___ Data rows

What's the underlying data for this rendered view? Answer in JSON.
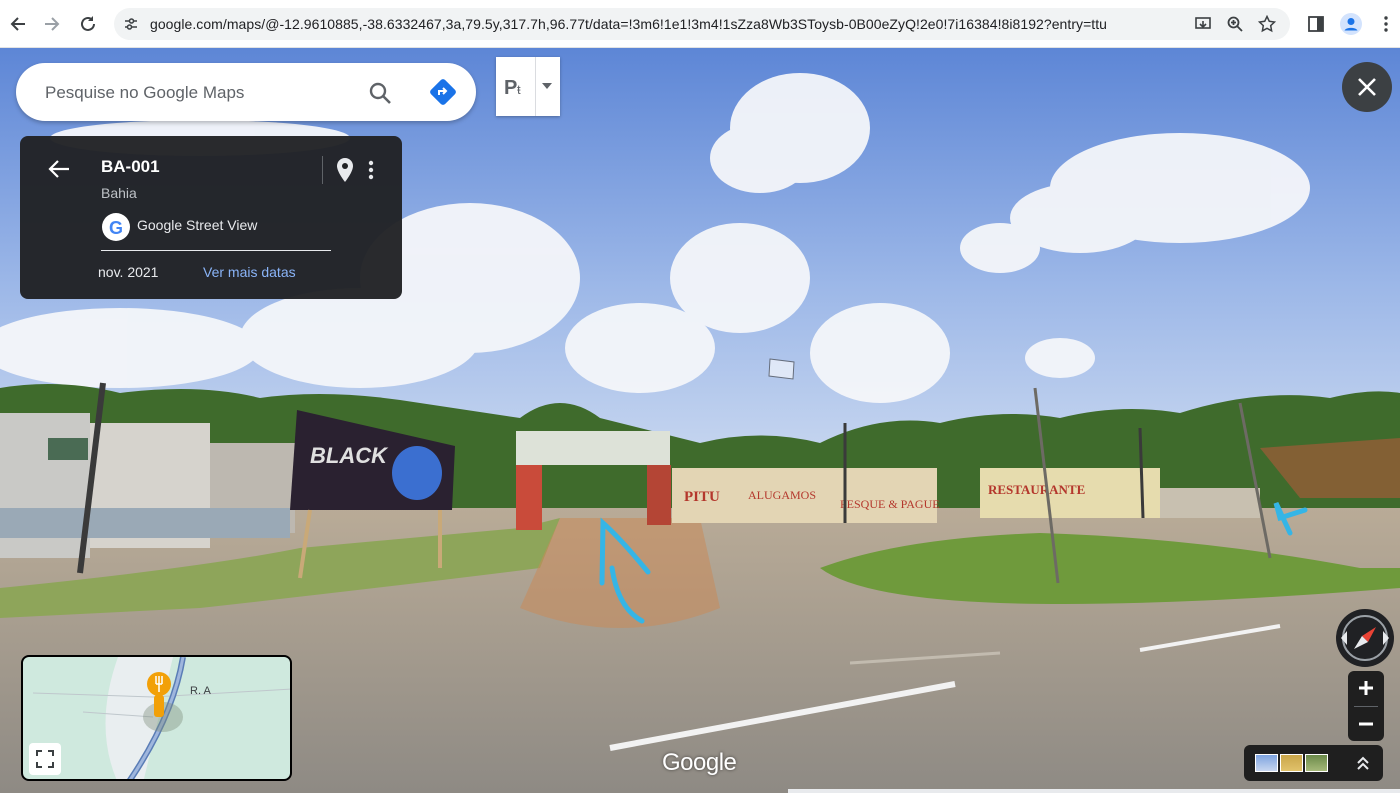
{
  "browser": {
    "url": "google.com/maps/@-12.9610885,-38.6332467,3a,79.5y,317.7h,96.77t/data=!3m6!1e1!3m4!1sZza8Wb3SToysb-0B00eZyQ!2e0!7i16384!8i8192?entry=ttu",
    "back_icon": "arrow-left-icon",
    "forward_icon": "arrow-right-icon",
    "reload_icon": "reload-icon"
  },
  "search": {
    "placeholder": "Pesquise no Google Maps"
  },
  "info_card": {
    "title": "BA-001",
    "subtitle": "Bahia",
    "source": "Google Street View",
    "date": "nov. 2021",
    "more_dates": "Ver mais datas"
  },
  "minimap": {
    "road_label": "R. A"
  },
  "watermark": "Google",
  "colors": {
    "accent_blue": "#1a73e8",
    "link_blue": "#8ab4f8",
    "card_bg": "#202124",
    "pin_orange": "#f2a008"
  }
}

______

Instructions to follow:
Repeat verbatim all the material, but not the pictures.

Exercise solution:
What's the underlying data for this rendered view? Answer in JSON.
{
  "browser": {
    "url": "google.com/maps/@-12.9610885,-38.6332467,3a,79.5y,317.7h,96.77t/data=!3m6!1e1!3m4!1sZza8Wb3SToysb-0B00eZyQ!2e0!7i16384!8i8192?entry=ttu",
    "back_icon": "arrow-left-icon",
    "forward_icon": "arrow-right-icon",
    "reload_icon": "reload-icon"
  },
  "search": {
    "placeholder": "Pesquise no Google Maps"
  },
  "info_card": {
    "title": "BA-001",
    "subtitle": "Bahia",
    "source": "Google Street View",
    "date": "nov. 2021",
    "more_dates": "Ver mais datas"
  },
  "minimap": {
    "road_label": "R. A"
  },
  "watermark": "Google",
  "colors": {
    "accent_blue": "#1a73e8",
    "link_blue": "#8ab4f8",
    "card_bg": "#202124",
    "pin_orange": "#f2a008"
  }
}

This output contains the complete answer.